Look below and pull out each line with the word "anderen".

* Data excerpts:

····················

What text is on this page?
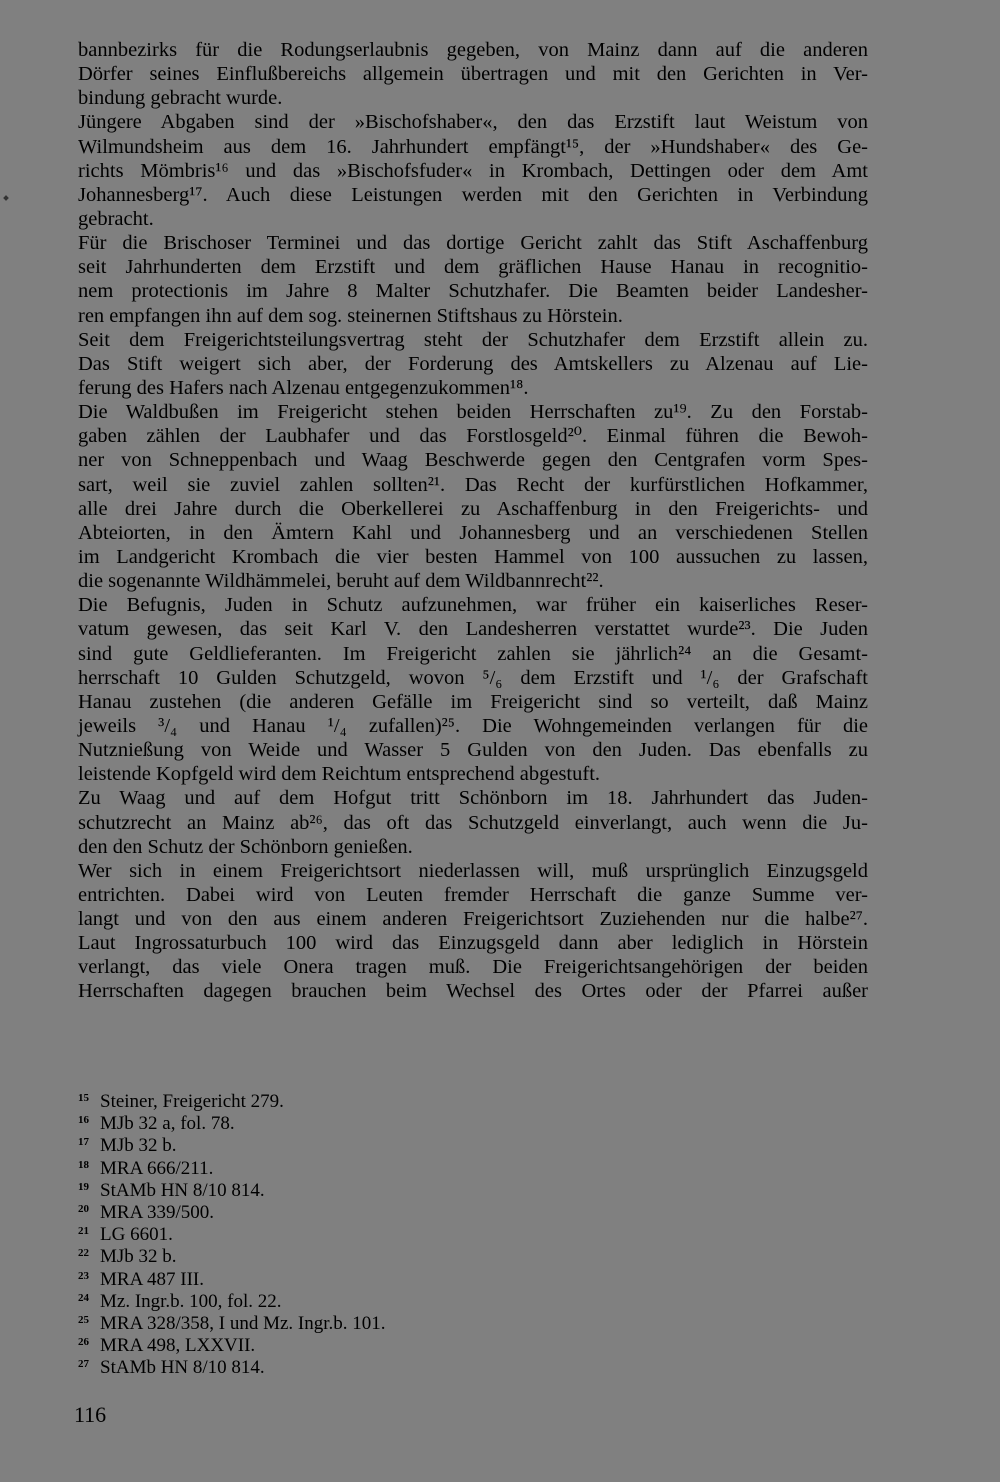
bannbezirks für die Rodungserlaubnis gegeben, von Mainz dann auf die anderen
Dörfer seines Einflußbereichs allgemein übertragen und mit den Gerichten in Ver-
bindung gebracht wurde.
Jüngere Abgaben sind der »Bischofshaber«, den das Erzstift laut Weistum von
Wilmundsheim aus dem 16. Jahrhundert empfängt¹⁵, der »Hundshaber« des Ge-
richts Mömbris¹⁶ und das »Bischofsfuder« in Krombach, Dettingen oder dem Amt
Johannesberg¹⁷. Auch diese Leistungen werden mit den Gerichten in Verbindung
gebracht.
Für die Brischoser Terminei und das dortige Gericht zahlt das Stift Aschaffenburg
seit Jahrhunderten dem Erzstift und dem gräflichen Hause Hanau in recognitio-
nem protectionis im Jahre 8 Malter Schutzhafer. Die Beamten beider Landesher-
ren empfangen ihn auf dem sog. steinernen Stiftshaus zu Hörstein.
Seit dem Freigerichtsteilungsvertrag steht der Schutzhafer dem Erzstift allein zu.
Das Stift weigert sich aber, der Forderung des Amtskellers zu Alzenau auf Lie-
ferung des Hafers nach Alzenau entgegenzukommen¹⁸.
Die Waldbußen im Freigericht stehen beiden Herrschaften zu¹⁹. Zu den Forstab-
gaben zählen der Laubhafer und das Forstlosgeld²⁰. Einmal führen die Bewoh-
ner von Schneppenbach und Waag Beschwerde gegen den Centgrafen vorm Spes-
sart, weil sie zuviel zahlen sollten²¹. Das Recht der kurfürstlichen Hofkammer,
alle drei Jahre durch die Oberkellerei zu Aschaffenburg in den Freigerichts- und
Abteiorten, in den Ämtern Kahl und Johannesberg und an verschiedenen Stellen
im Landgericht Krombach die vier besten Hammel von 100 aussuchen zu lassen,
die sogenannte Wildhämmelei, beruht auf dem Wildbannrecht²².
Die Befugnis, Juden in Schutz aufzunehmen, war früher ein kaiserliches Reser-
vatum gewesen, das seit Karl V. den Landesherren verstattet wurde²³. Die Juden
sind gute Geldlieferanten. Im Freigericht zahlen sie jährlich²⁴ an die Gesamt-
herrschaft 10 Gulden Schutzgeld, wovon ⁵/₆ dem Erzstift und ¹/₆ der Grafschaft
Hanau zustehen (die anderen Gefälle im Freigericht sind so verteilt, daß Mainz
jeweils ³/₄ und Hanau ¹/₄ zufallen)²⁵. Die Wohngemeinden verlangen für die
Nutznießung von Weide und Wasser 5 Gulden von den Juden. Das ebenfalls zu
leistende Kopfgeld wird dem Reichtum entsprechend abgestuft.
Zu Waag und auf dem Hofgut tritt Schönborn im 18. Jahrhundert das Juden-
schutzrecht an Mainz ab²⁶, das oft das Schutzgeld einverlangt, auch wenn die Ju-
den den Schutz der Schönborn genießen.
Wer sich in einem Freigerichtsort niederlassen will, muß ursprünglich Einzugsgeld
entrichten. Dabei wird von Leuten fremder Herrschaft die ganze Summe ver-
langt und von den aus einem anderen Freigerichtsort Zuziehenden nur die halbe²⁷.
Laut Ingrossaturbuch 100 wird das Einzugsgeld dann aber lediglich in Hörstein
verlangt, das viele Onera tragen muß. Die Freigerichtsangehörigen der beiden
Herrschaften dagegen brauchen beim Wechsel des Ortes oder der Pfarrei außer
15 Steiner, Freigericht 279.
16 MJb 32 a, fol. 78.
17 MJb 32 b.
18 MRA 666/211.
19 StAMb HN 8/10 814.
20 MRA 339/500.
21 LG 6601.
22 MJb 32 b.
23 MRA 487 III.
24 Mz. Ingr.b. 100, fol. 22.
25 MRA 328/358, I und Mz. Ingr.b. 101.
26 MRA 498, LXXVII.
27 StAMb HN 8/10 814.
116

····················

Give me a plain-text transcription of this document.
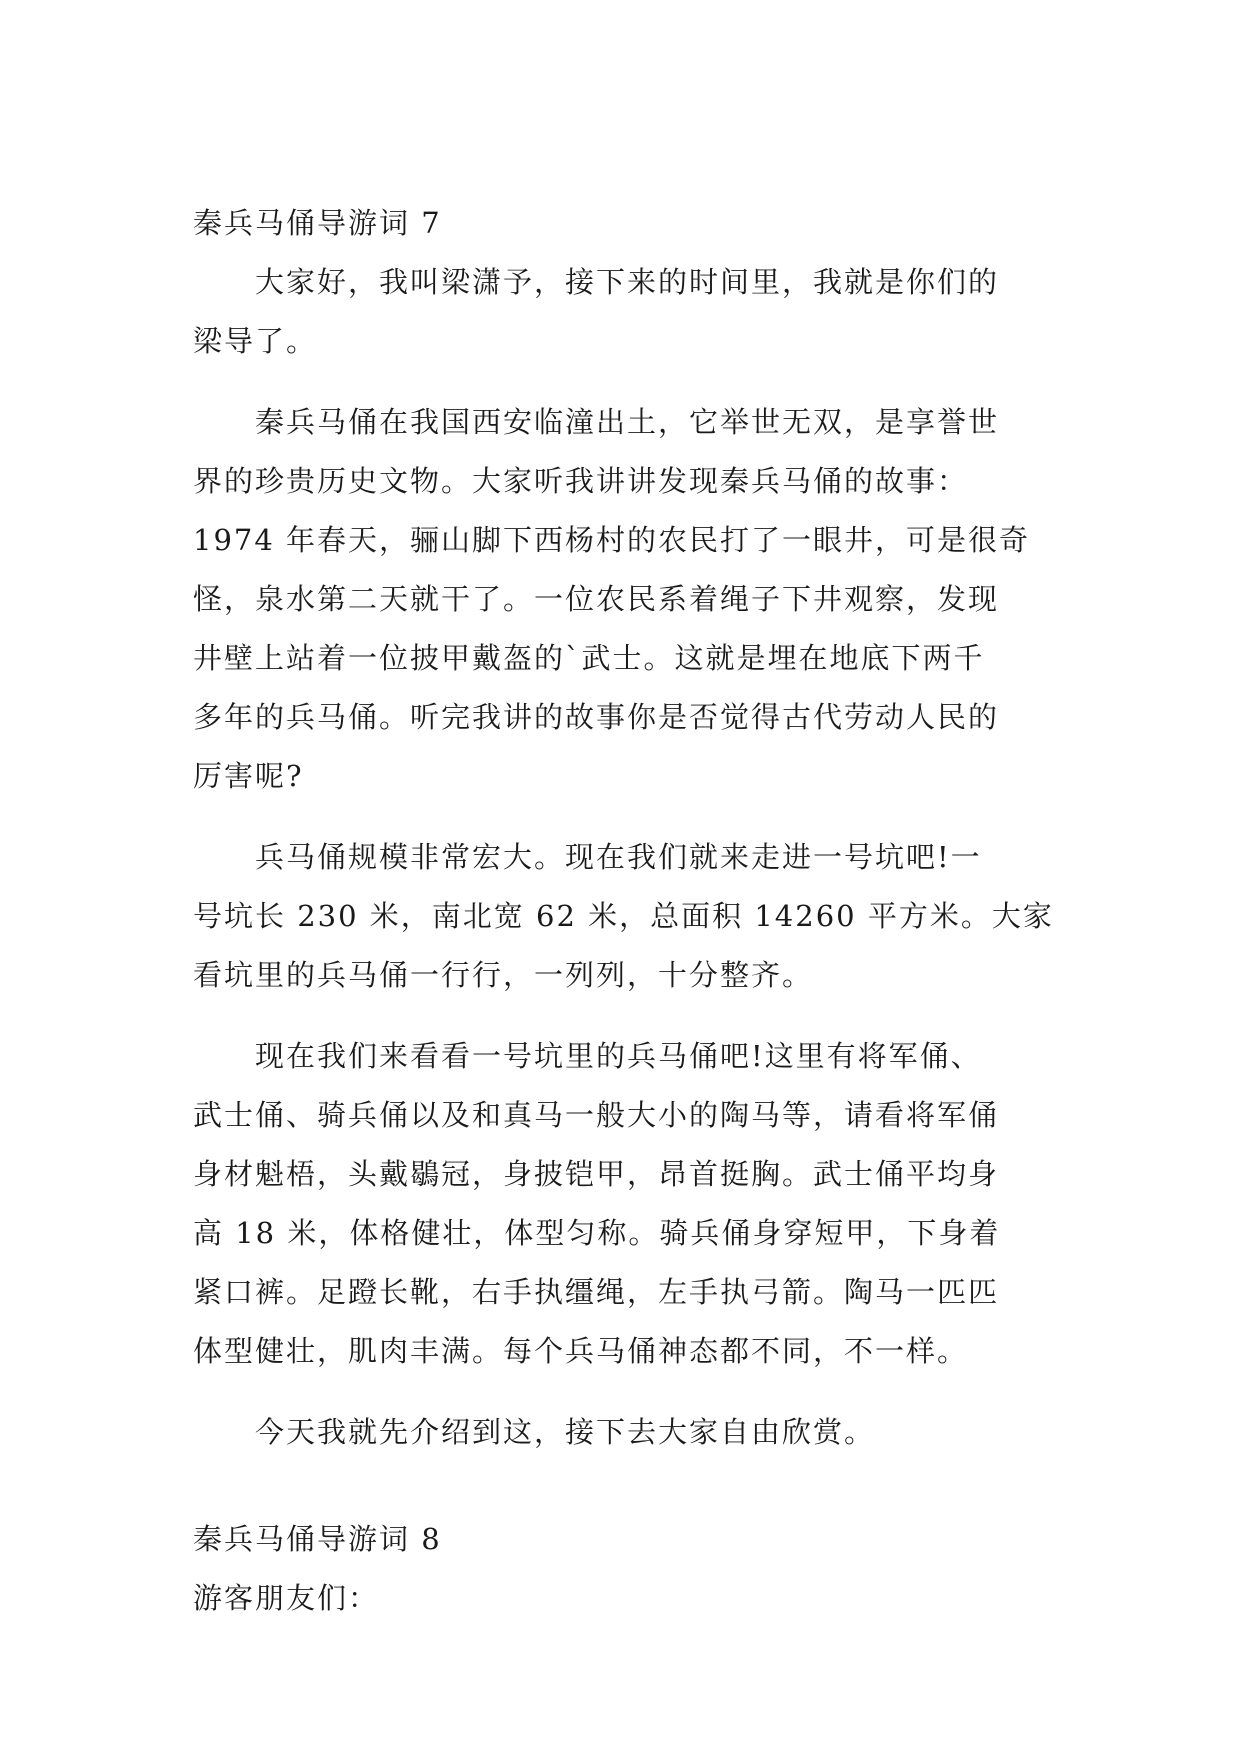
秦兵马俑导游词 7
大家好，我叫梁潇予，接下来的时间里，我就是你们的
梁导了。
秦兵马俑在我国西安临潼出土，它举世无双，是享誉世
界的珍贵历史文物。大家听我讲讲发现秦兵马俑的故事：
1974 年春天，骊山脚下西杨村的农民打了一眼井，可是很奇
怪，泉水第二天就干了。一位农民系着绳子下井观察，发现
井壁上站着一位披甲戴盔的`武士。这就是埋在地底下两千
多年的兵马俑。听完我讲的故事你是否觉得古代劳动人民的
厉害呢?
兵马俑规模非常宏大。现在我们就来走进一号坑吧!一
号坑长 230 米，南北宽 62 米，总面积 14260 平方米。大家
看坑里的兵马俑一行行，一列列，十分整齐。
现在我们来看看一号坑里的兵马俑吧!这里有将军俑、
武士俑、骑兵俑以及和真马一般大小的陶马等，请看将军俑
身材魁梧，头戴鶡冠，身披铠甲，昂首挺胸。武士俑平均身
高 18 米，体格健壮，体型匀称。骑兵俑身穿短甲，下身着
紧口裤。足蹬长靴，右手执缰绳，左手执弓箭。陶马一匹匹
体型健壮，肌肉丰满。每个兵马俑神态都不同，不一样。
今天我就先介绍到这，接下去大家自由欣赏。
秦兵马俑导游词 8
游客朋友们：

····················

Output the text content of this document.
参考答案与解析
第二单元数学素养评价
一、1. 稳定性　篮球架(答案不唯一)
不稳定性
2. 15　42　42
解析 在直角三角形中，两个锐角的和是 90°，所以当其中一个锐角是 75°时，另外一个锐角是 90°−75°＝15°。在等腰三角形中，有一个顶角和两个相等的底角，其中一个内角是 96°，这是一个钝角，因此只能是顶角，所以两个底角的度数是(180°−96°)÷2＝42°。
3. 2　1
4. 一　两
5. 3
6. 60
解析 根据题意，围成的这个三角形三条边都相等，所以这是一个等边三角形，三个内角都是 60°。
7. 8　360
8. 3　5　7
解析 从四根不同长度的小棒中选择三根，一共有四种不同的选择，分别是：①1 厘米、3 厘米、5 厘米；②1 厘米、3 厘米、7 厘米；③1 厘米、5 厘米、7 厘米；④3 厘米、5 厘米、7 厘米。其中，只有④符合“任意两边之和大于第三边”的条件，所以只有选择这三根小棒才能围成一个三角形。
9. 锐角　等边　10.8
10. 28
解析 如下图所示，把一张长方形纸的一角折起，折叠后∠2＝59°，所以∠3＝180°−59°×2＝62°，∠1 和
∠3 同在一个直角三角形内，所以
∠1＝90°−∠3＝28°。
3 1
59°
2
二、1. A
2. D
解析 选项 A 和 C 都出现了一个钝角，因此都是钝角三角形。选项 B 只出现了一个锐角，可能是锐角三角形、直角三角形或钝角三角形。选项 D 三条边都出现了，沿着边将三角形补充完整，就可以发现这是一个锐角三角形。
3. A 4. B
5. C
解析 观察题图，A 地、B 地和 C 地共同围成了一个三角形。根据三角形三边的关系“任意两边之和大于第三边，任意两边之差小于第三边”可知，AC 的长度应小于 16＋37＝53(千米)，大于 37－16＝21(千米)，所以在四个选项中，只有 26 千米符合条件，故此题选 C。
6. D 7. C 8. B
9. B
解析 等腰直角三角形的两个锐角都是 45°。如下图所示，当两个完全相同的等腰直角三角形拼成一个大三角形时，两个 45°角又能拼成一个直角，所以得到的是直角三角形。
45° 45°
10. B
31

····················

* Solution for this exercise:
bannbezirks für die Rodungserlaubnis gegeben, von Mainz dann auf die anderen
Hanau zustehen (die anderen Gefälle im Freigericht sind so verteilt, daß Mainz
langt und von den aus einem anderen Freigerichtsort Zuziehenden nur die halbe²⁷.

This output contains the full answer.